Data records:
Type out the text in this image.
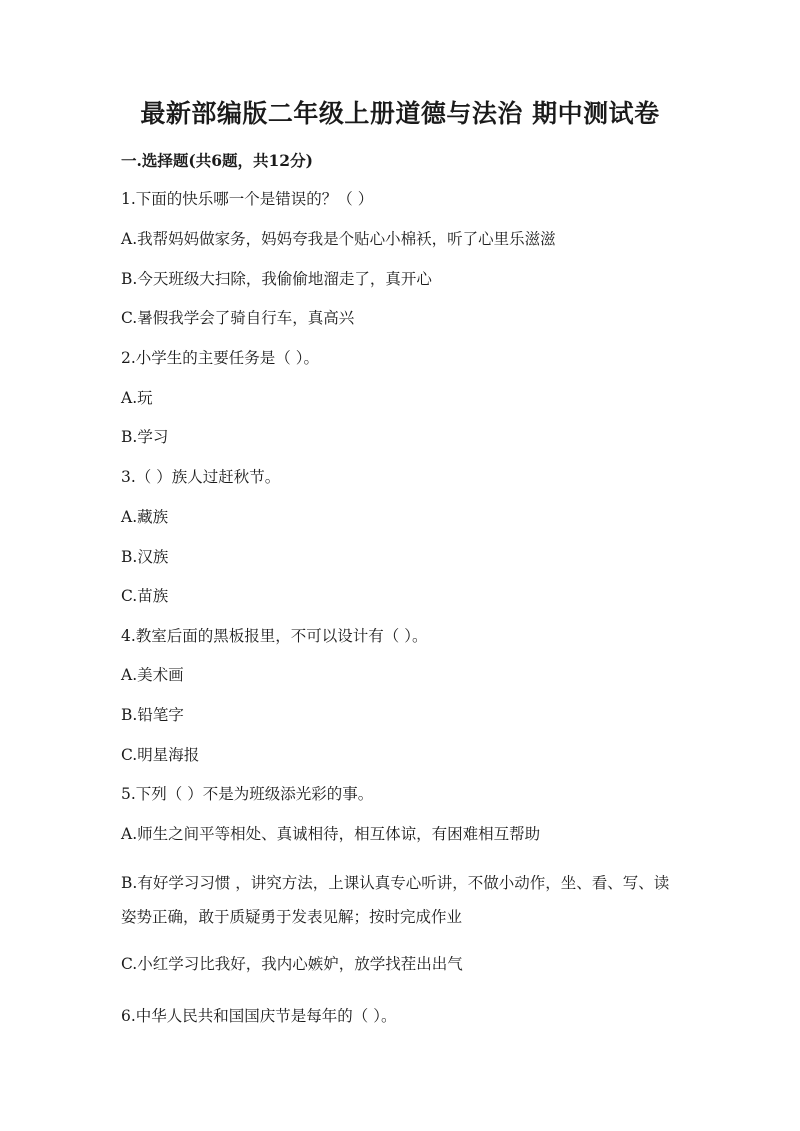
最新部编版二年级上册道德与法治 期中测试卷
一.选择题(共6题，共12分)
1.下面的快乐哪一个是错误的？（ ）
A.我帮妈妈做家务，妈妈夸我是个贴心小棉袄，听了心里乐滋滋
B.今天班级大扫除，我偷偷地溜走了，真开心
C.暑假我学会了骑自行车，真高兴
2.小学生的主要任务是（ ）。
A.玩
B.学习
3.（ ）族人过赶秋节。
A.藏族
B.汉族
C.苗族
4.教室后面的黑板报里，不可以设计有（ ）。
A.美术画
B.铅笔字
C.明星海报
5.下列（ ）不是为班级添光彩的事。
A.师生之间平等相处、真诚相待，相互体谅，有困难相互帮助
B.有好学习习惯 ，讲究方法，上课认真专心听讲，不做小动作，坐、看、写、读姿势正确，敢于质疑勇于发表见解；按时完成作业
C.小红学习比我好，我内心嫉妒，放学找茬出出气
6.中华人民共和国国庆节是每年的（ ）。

## What is being asked
Copy out all the entries exactly. Images stay out of the copy.

## Complete output
Type out the text in this image.
最新部编版二年级上册道德与法治 期中测试卷
一.选择题(共6题，共12分)
1.下面的快乐哪一个是错误的？（ ）
A.我帮妈妈做家务，妈妈夸我是个贴心小棉袄，听了心里乐滋滋
B.今天班级大扫除，我偷偷地溜走了，真开心
C.暑假我学会了骑自行车，真高兴
2.小学生的主要任务是（ ）。
A.玩
B.学习
3.（ ）族人过赶秋节。
A.藏族
B.汉族
C.苗族
4.教室后面的黑板报里，不可以设计有（ ）。
A.美术画
B.铅笔字
C.明星海报
5.下列（ ）不是为班级添光彩的事。
A.师生之间平等相处、真诚相待，相互体谅，有困难相互帮助
B.有好学习习惯 ，讲究方法，上课认真专心听讲，不做小动作，坐、看、写、读姿势正确，敢于质疑勇于发表见解；按时完成作业
C.小红学习比我好，我内心嫉妒，放学找茬出出气
6.中华人民共和国国庆节是每年的（ ）。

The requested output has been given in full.